▶ **Directions for this task**:
Here are some records. Copy each one exactly.
==*==
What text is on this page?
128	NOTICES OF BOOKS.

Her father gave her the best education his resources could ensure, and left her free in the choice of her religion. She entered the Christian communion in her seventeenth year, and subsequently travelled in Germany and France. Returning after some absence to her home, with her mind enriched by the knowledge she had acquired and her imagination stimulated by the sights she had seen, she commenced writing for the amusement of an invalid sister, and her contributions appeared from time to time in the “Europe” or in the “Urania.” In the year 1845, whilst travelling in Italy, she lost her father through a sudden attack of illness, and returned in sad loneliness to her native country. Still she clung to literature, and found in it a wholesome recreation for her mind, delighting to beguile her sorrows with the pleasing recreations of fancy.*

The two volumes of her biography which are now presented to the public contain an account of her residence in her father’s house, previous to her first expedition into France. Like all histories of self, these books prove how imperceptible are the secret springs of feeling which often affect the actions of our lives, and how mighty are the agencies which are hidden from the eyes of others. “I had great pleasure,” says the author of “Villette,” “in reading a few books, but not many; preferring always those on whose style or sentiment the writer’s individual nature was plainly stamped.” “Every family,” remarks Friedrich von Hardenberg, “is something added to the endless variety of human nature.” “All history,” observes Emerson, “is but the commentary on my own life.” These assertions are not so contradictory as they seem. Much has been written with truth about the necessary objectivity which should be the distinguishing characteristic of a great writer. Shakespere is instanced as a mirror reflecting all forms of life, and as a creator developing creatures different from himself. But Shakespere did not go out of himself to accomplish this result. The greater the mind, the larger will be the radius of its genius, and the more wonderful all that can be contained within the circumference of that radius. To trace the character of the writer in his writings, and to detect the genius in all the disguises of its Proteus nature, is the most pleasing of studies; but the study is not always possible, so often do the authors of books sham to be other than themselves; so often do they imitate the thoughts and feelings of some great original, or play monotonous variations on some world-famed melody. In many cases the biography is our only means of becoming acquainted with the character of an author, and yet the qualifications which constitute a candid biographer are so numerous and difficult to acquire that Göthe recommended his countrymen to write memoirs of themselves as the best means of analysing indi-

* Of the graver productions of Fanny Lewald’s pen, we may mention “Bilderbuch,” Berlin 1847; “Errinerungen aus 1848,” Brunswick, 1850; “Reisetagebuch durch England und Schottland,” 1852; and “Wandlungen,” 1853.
==*==
▶ **Solution to this exercise**:
What text is on this page?
128	NOTICES OF BOOKS.

Her father gave her the best education his resources could ensure, and left her free in the choice of her religion. She entered the Christian communion in her seventeenth year, and subsequently travelled in Germany and France. Returning after some absence to her home, with her mind enriched by the knowledge she had acquired and her imagination stimulated by the sights she had seen, she commenced writing for the amusement of an invalid sister, and her contributions appeared from time to time in the “Europe” or in the “Urania.” In the year 1845, whilst travelling in Italy, she lost her father through a sudden attack of illness, and returned in sad loneliness to her native country. Still she clung to literature, and found in it a wholesome recreation for her mind, delighting to beguile her sorrows with the pleasing recreations of fancy.*

The two volumes of her biography which are now presented to the public contain an account of her residence in her father’s house, previous to her first expedition into France. Like all histories of self, these books prove how imperceptible are the secret springs of feeling which often affect the actions of our lives, and how mighty are the agencies which are hidden from the eyes of others. “I had great pleasure,” says the author of “Villette,” “in reading a few books, but not many; preferring always those on whose style or sentiment the writer’s individual nature was plainly stamped.” “Every family,” remarks Friedrich von Hardenberg, “is something added to the endless variety of human nature.” “All history,” observes Emerson, “is but the commentary on my own life.” These assertions are not so contradictory as they seem. Much has been written with truth about the necessary objectivity which should be the distinguishing characteristic of a great writer. Shakespere is instanced as a mirror reflecting all forms of life, and as a creator developing creatures different from himself. But Shakespere did not go out of himself to accomplish this result. The greater the mind, the larger will be the radius of its genius, and the more wonderful all that can be contained within the circumference of that radius. To trace the character of the writer in his writings, and to detect the genius in all the disguises of its Proteus nature, is the most pleasing of studies; but the study is not always possible, so often do the authors of books sham to be other than themselves; so often do they imitate the thoughts and feelings of some great original, or play monotonous variations on some world-famed melody. In many cases the biography is our only means of becoming acquainted with the character of an author, and yet the qualifications which constitute a candid biographer are so numerous and difficult to acquire that Göthe recommended his countrymen to write memoirs of themselves as the best means of analysing indi-

* Of the graver productions of Fanny Lewald’s pen, we may mention “Bilderbuch,” Berlin 1847; “Errinerungen aus 1848,” Brunswick, 1850; “Reisetagebuch durch England und Schottland,” 1852; and “Wandlungen,” 1853.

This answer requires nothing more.